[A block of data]
....................
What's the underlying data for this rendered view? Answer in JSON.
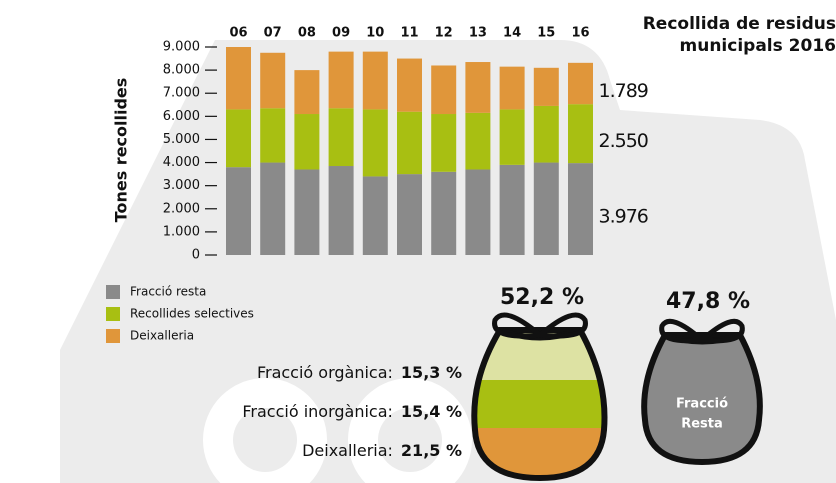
{
  "chart_data": {
    "type": "stacked-bar",
    "title": "Recollida de residus municipals 2016",
    "y_label": "Tones recollides",
    "categories": [
      "06",
      "07",
      "08",
      "09",
      "10",
      "11",
      "12",
      "13",
      "14",
      "15",
      "16"
    ],
    "series": [
      {
        "name": "Fracció resta",
        "color": "#8a8a8a",
        "values": [
          3800,
          4000,
          3700,
          3850,
          3400,
          3500,
          3600,
          3700,
          3900,
          4000,
          3976
        ],
        "value_labels": [
          null,
          null,
          null,
          null,
          null,
          null,
          null,
          null,
          null,
          null,
          "3.976"
        ]
      },
      {
        "name": "Recollides selectives",
        "color": "#a8bf12",
        "values": [
          2500,
          2350,
          2400,
          2500,
          2900,
          2700,
          2500,
          2450,
          2400,
          2450,
          2550
        ],
        "value_labels": [
          null,
          null,
          null,
          null,
          null,
          null,
          null,
          null,
          null,
          null,
          "2.550"
        ]
      },
      {
        "name": "Deixalleria",
        "color": "#e0963a",
        "values": [
          2700,
          2400,
          1900,
          2450,
          2500,
          2300,
          2100,
          2200,
          1850,
          1650,
          1789
        ],
        "value_labels": [
          null,
          null,
          null,
          null,
          null,
          null,
          null,
          null,
          null,
          null,
          "1.789"
        ]
      }
    ],
    "ylim": [
      0,
      9000
    ],
    "yticks": [
      0,
      {
        "value": 1000,
        "label": "1.000"
      },
      {
        "value": 2000,
        "label": "2.000"
      },
      {
        "value": 3000,
        "label": "3.000"
      },
      {
        "value": 4000,
        "label": "4.000"
      },
      {
        "value": 5000,
        "label": "5.000"
      },
      {
        "value": 6000,
        "label": "6.000"
      },
      {
        "value": 7000,
        "label": "7.000"
      },
      {
        "value": 8000,
        "label": "8.000"
      },
      {
        "value": 9000,
        "label": "9.000"
      }
    ]
  },
  "infographic": {
    "selective_total": "52,2 %",
    "resta_total": "47,8 %",
    "resta_label_1": "Fracció",
    "resta_label_2": "Resta",
    "rows": [
      {
        "label": "Fracció orgànica:",
        "value": "15,3 %"
      },
      {
        "label": "Fracció inorgànica:",
        "value": "15,4 %"
      },
      {
        "label": "Deixalleria:",
        "value": "21,5 %"
      }
    ]
  }
}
....................
» **Task goal**
Quote the records in full and exactly; skip any image.

» **Result for this exercise**
What's the underlying data for this rendered view? Answer in JSON.
{
  "chart_data": {
    "type": "stacked-bar",
    "title": "Recollida de residus municipals 2016",
    "y_label": "Tones recollides",
    "categories": [
      "06",
      "07",
      "08",
      "09",
      "10",
      "11",
      "12",
      "13",
      "14",
      "15",
      "16"
    ],
    "series": [
      {
        "name": "Fracció resta",
        "color": "#8a8a8a",
        "values": [
          3800,
          4000,
          3700,
          3850,
          3400,
          3500,
          3600,
          3700,
          3900,
          4000,
          3976
        ],
        "value_labels": [
          null,
          null,
          null,
          null,
          null,
          null,
          null,
          null,
          null,
          null,
          "3.976"
        ]
      },
      {
        "name": "Recollides selectives",
        "color": "#a8bf12",
        "values": [
          2500,
          2350,
          2400,
          2500,
          2900,
          2700,
          2500,
          2450,
          2400,
          2450,
          2550
        ],
        "value_labels": [
          null,
          null,
          null,
          null,
          null,
          null,
          null,
          null,
          null,
          null,
          "2.550"
        ]
      },
      {
        "name": "Deixalleria",
        "color": "#e0963a",
        "values": [
          2700,
          2400,
          1900,
          2450,
          2500,
          2300,
          2100,
          2200,
          1850,
          1650,
          1789
        ],
        "value_labels": [
          null,
          null,
          null,
          null,
          null,
          null,
          null,
          null,
          null,
          null,
          "1.789"
        ]
      }
    ],
    "ylim": [
      0,
      9000
    ],
    "yticks": [
      0,
      {
        "value": 1000,
        "label": "1.000"
      },
      {
        "value": 2000,
        "label": "2.000"
      },
      {
        "value": 3000,
        "label": "3.000"
      },
      {
        "value": 4000,
        "label": "4.000"
      },
      {
        "value": 5000,
        "label": "5.000"
      },
      {
        "value": 6000,
        "label": "6.000"
      },
      {
        "value": 7000,
        "label": "7.000"
      },
      {
        "value": 8000,
        "label": "8.000"
      },
      {
        "value": 9000,
        "label": "9.000"
      }
    ]
  },
  "infographic": {
    "selective_total": "52,2 %",
    "resta_total": "47,8 %",
    "resta_label_1": "Fracció",
    "resta_label_2": "Resta",
    "rows": [
      {
        "label": "Fracció orgànica:",
        "value": "15,3 %"
      },
      {
        "label": "Fracció inorgànica:",
        "value": "15,4 %"
      },
      {
        "label": "Deixalleria:",
        "value": "21,5 %"
      }
    ]
  }
}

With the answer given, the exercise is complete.